By Matt Gordon
Is there anything more worthless than a newsletter? Probably at one point they were very valuable. Imagine when ancients at Stonehenge were using those huge rocks to try to spell out some updates and some giant named Garth finally suggested: “Hey, why don’t we just do a newsletter instead?” Or consider Paul Revere’s midnight ride being replaced by a newsletter (sent at a much more respectable hour): “This just in—The British are coming. Like, tonight! Also read on for updates on all things Revere Fam plus Paul’s favorite Easter recipes!”
I wonder if baddies had newsletters? “Happy Holidays from the Manson Family! What a Year It’s Been!”
The first newsletter was likely a novel, game-changing thing. Think of being a rival company of the first company to send a newsletter out. “They did what!? And it just sort of updated their client list on everything they’ve been up to!” Of course, after the outrage the sentiment was easy to guess: “We need a newsletter!”
And so it has gone. Every missionary ever wants to send their newsletter to your junk folder. Schools, leagues, annual events, media outlets—they all have newsletters. Families have especially taken to the craze. Why I need to catch up on all things Anderson or Smith Family is beyond me, but each year around the holiday season I get a sizable, detailed update nonetheless, chockful of whereabouts of family members, recent engagements, and pics of their dog in a sweater. With all this supply and next to no demand, I state again: is there anything more worthless than a newsletter?

**What is asked**
**a.** Answer these about the newsletter essay:
(i) What is the name of the giant at Stonehenge who suggests a newsletter?
(ii) Which family's holiday greeting is imagined for the baddies?
(iii) What do the family holiday updates show pictures of?
**b.** Carry on the essay about newsletters, starting right after its last sentence.

**Listing**

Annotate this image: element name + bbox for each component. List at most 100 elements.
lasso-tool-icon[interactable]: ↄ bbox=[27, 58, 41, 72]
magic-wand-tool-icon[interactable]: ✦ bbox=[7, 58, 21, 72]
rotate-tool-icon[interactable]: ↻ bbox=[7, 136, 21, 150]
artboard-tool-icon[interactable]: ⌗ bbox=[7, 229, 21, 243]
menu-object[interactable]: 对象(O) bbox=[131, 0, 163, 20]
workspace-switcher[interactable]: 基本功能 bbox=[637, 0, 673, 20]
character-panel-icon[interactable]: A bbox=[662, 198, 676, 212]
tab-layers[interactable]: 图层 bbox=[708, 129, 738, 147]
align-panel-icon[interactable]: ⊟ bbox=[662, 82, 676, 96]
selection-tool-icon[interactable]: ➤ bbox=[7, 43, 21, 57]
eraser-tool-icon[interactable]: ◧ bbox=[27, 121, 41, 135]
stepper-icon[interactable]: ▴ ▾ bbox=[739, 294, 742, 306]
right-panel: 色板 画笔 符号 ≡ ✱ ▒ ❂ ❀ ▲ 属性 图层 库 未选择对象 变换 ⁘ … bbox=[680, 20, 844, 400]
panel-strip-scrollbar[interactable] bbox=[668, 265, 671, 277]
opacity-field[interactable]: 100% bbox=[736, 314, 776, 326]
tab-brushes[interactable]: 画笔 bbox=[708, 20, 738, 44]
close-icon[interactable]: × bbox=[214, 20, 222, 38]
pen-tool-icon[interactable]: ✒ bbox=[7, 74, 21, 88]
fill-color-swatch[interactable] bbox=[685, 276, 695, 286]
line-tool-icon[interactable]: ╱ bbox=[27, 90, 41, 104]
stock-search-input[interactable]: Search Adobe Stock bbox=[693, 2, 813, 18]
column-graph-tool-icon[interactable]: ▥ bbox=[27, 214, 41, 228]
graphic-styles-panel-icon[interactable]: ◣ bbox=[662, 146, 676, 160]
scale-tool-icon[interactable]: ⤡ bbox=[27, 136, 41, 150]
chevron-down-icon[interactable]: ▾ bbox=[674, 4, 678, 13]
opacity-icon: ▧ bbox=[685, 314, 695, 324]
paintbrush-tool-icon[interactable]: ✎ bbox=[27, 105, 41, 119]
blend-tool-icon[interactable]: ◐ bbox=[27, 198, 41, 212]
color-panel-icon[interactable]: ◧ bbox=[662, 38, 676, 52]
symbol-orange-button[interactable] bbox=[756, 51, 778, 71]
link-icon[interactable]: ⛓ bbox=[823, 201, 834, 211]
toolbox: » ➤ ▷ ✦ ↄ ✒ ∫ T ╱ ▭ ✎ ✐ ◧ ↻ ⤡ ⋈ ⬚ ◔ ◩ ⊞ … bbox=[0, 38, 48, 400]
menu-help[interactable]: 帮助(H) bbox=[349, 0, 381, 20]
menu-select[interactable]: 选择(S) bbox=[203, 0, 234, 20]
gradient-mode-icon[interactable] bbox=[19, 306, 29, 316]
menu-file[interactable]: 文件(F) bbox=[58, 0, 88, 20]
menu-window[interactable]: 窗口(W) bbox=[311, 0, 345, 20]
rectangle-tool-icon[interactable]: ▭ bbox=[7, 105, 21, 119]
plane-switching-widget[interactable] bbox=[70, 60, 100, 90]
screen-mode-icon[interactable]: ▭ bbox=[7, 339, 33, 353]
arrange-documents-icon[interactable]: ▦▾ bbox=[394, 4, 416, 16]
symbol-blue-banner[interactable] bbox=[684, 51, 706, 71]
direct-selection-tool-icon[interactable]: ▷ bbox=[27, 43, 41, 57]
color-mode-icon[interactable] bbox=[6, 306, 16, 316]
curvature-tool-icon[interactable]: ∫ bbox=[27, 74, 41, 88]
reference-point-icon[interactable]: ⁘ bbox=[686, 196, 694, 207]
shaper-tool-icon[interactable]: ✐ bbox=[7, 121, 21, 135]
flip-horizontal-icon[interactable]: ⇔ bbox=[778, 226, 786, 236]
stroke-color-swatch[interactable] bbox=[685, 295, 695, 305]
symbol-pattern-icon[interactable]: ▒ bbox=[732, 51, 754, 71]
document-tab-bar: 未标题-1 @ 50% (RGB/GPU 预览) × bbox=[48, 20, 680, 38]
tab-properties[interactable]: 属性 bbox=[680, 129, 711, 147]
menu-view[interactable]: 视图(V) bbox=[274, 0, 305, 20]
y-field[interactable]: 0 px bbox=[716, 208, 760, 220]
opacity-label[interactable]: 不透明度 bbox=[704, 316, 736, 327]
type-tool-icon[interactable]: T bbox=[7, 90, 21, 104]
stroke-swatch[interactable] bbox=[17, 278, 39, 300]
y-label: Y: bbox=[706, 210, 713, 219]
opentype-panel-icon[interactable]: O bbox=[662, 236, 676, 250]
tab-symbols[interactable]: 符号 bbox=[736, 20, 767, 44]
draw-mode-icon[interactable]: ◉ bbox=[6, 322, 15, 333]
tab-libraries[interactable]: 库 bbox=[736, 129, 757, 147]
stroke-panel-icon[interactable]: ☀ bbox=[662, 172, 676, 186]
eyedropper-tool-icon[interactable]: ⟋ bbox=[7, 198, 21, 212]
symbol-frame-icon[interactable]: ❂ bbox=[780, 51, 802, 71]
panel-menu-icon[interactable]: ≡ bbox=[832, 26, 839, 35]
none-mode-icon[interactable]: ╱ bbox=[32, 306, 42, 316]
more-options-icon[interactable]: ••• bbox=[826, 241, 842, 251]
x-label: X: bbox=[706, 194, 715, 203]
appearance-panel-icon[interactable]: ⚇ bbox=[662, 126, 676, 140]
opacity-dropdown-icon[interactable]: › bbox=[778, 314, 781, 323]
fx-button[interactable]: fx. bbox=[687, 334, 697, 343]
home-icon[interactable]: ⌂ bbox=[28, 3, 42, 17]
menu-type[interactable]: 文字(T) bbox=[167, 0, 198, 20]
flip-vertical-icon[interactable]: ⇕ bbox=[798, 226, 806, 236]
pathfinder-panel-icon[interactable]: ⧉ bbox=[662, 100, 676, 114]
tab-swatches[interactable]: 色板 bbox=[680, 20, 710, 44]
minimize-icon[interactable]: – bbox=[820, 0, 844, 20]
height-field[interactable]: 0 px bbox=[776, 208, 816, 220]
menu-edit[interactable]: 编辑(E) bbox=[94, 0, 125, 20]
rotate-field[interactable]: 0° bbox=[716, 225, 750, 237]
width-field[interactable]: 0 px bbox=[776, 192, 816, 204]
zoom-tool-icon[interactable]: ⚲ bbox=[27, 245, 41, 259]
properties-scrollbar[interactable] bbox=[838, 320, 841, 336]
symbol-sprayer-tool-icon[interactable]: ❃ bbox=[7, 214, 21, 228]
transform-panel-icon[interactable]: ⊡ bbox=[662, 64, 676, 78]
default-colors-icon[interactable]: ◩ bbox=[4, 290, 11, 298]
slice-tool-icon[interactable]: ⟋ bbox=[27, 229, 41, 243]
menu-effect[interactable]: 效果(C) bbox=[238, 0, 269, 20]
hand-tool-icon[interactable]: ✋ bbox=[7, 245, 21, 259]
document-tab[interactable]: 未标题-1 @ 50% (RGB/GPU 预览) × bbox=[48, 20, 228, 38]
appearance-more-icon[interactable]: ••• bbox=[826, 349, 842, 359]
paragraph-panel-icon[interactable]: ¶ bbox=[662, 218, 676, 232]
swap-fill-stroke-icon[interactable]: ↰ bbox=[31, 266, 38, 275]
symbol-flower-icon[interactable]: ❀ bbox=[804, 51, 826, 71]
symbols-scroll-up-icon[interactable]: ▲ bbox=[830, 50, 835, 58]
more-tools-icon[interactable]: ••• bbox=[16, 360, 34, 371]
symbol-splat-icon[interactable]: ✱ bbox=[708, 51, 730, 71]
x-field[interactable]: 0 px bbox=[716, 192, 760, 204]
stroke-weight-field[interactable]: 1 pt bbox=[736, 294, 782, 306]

**The responses**
**a.**
(i) Garth
(ii) The Manson Family
(iii) Their dog in a sweater

**b.**
Which brings me to my next point: today we started a newsletter. This blog. Yep, we joined the merry masses in a monthly pursuit of letting people who don’t care in on the things we do care about. We didn’t go in with any idealism that ours would be a “different kind of newsletter” or “change the newsletter game” or “one newsletter to rule them all.” Nope, nothing like that. We just got to a point where we wanted anyone and everyone with even a modicum of interest to have an entryway into what we were doing or trying to do. Effectively, we began to care so much that a newsletter became akin to us shouting, “The British are coming!”
In short, a very human thing has happened; this newsletter deluge attests to it. And that thing is that humans are forever sharers. Watch a great show? We tell even strangers about it. Try a new restaurant; we make a review. Read a book? Rate it. Even our dogs and their sweaters aren’t safe from this sharing fixation. Part of us desires good and wants to spread that good around. Even if it is a version of good that not everyone cares about. The fact that someone somewhere might is enough. It is always enough. Go tell it on the mountain and all that.
So while newsletters are of little value, the sentiment behind them is priceless. We, humans, want to share good news. We can quibble perhaps on the definition of “good”—like do I really need another update about your family’s trip to Florida? But even there the sun shines through: humans trying to connect, to invite others to be part of something—whether we want to be or not is an altogether different question that there are probably a few hundred newsletters dedicated to answering.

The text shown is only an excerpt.